(Data records)
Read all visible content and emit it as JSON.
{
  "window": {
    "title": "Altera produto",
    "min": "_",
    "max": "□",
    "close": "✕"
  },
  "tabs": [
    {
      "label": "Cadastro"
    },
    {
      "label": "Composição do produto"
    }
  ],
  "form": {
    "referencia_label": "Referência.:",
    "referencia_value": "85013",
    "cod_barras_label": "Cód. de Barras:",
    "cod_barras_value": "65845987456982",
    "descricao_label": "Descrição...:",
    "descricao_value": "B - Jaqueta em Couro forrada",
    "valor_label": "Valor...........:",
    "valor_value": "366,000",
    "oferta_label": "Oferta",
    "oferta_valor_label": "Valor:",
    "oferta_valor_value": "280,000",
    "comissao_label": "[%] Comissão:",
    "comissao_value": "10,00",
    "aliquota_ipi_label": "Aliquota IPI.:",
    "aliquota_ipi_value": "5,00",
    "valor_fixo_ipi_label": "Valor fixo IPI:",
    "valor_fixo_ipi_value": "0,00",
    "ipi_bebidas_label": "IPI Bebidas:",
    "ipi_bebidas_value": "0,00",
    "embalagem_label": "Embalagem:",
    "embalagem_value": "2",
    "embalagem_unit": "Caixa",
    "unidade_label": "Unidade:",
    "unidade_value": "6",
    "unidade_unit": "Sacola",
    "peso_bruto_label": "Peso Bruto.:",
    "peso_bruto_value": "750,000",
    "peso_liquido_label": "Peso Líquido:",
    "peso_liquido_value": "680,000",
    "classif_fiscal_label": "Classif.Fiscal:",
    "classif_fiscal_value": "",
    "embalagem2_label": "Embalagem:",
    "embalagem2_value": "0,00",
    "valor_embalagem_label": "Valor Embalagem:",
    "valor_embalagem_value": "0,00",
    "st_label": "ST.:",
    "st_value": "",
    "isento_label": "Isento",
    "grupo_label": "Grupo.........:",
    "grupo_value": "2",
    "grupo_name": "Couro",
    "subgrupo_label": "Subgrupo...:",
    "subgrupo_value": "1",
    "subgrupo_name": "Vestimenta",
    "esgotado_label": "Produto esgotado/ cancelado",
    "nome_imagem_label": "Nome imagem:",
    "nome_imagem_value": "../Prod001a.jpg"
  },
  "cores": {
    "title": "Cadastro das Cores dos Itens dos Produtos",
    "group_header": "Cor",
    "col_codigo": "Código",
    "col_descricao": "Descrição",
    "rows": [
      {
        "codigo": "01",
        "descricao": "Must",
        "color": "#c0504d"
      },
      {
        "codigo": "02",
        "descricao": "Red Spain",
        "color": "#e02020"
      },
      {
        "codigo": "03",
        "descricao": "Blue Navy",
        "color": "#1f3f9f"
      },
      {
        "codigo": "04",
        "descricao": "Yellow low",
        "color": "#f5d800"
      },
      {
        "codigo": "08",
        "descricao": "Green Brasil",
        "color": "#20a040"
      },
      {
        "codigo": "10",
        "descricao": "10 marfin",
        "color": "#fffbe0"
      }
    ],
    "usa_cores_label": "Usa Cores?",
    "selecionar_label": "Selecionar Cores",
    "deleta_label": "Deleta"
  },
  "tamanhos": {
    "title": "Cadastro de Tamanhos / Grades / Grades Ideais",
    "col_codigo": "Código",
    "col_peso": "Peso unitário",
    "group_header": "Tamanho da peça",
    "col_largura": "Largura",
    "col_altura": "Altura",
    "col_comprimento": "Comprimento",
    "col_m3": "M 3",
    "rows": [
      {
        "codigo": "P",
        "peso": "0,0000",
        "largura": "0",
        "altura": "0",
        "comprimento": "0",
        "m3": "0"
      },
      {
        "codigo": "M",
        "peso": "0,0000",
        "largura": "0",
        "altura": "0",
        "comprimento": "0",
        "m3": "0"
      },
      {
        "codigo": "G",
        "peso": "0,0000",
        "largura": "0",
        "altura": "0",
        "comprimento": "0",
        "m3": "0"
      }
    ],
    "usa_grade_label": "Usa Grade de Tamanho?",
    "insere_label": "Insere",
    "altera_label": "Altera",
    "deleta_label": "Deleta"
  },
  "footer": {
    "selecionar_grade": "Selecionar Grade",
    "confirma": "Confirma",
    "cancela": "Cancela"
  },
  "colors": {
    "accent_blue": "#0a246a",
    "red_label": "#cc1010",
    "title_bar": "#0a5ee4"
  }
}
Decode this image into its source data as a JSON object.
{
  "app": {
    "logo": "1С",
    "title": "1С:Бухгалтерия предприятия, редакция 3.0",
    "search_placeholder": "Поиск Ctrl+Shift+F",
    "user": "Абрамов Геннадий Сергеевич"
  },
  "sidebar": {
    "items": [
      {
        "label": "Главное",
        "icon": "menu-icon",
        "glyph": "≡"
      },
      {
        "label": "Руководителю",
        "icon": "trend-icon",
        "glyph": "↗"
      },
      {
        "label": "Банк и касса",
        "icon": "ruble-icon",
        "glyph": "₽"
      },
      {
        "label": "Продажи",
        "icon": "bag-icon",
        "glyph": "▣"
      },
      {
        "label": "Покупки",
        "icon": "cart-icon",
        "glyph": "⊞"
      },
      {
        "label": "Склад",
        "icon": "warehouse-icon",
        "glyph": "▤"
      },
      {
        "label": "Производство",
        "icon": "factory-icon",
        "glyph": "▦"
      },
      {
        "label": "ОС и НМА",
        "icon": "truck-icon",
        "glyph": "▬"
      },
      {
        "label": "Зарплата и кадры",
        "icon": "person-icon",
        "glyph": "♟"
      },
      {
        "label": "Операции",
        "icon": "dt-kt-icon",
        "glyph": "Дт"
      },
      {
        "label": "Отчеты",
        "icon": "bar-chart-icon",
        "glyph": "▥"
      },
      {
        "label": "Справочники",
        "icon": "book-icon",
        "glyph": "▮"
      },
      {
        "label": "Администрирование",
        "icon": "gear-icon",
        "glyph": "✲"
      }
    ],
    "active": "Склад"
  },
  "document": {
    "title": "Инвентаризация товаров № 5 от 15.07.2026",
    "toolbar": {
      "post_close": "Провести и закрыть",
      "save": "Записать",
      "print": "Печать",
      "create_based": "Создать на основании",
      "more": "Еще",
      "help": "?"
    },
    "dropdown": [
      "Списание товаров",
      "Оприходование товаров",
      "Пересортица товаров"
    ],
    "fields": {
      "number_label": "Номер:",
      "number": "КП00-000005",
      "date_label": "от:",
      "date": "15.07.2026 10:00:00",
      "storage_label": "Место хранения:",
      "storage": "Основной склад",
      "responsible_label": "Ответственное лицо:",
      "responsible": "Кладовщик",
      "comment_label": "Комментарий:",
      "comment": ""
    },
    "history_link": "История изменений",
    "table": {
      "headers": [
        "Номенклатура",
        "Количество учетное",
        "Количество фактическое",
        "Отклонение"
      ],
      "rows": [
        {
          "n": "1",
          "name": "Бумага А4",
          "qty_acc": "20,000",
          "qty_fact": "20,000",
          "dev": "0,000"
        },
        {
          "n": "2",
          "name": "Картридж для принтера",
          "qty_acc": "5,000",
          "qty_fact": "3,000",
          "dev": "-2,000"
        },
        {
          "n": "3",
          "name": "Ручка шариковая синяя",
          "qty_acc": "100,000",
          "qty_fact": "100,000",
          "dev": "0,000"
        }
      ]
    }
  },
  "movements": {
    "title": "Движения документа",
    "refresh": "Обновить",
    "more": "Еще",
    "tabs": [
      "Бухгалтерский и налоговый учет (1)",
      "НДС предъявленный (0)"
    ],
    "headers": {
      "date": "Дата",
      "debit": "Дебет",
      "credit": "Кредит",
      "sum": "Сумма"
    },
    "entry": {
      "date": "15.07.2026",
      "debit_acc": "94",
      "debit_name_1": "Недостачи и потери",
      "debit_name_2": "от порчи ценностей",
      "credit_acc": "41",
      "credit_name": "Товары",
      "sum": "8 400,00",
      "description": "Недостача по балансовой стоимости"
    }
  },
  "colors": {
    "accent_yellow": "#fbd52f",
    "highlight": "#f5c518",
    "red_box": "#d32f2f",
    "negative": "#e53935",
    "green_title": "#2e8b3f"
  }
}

§ **What is expected**
Search the entries for the word "Descrição" and pick out every line that holds it.

§ **Result of the task**
    "descricao_label": "Descrição...:",
    "col_descricao": "Descrição",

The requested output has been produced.